The request: Read through the records below and copy each line that uses the word "category".

Given data:
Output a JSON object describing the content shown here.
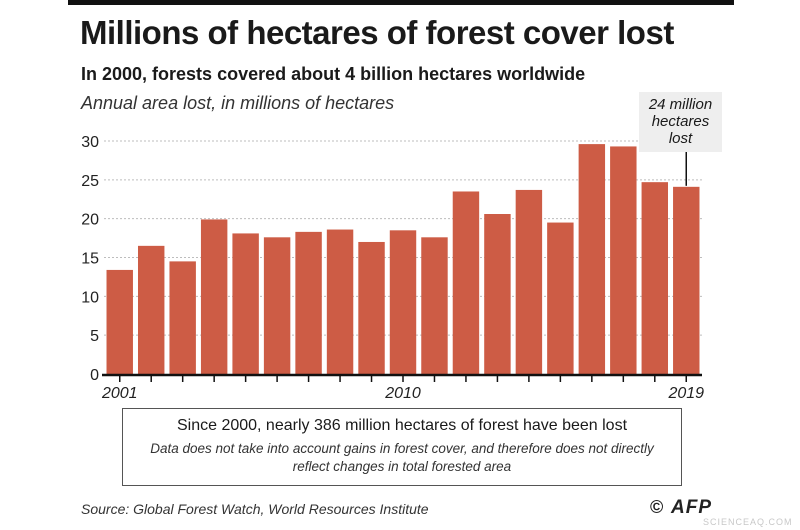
{
  "header": {
    "title": "Millions of hectares of forest cover lost",
    "subtitle": "In 2000, forests covered about 4 billion hectares worldwide"
  },
  "chart_data": {
    "type": "bar",
    "title": "Millions of hectares of forest cover lost",
    "ylabel": "Annual area lost, in millions of hectares",
    "xlabel": "",
    "categories": [
      2001,
      2002,
      2003,
      2004,
      2005,
      2006,
      2007,
      2008,
      2009,
      2010,
      2011,
      2012,
      2013,
      2014,
      2015,
      2016,
      2017,
      2018,
      2019
    ],
    "x_tick_labels": [
      {
        "category": 2001,
        "label": "2001"
      },
      {
        "category": 2010,
        "label": "2010"
      },
      {
        "category": 2019,
        "label": "2019"
      }
    ],
    "values": [
      13.4,
      16.5,
      14.5,
      19.9,
      18.1,
      17.6,
      18.3,
      18.6,
      17.0,
      18.5,
      17.6,
      23.5,
      20.6,
      23.7,
      19.5,
      29.6,
      29.3,
      24.7,
      24.1
    ],
    "yticks": [
      0,
      5,
      10,
      15,
      20,
      25,
      30
    ],
    "ylim": [
      0,
      32
    ],
    "grid": true,
    "bar_color": "#cd5c45",
    "annotation": {
      "category": 2019,
      "text": "24 million hectares lost"
    }
  },
  "note": {
    "main": "Since 2000, nearly 386 million hectares of forest have been lost",
    "sub": "Data does not take into account gains in forest cover, and therefore does not directly reflect changes in total forested area"
  },
  "footer": {
    "source": "Source: Global Forest Watch, World Resources Institute",
    "copyright": "©",
    "logo": "AFP",
    "watermark": "SCIENCEAQ.COM"
  }
}
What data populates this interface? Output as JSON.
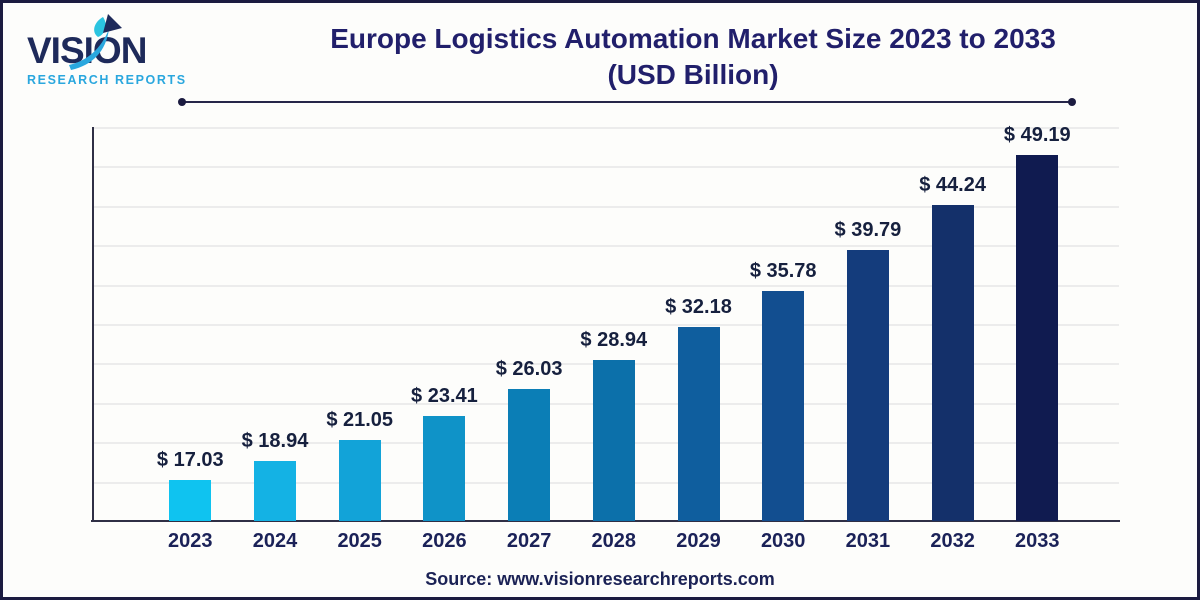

Reply:
        "category": 2001,
        "category": 2010,
        "category": 2019,
      "category": 2019,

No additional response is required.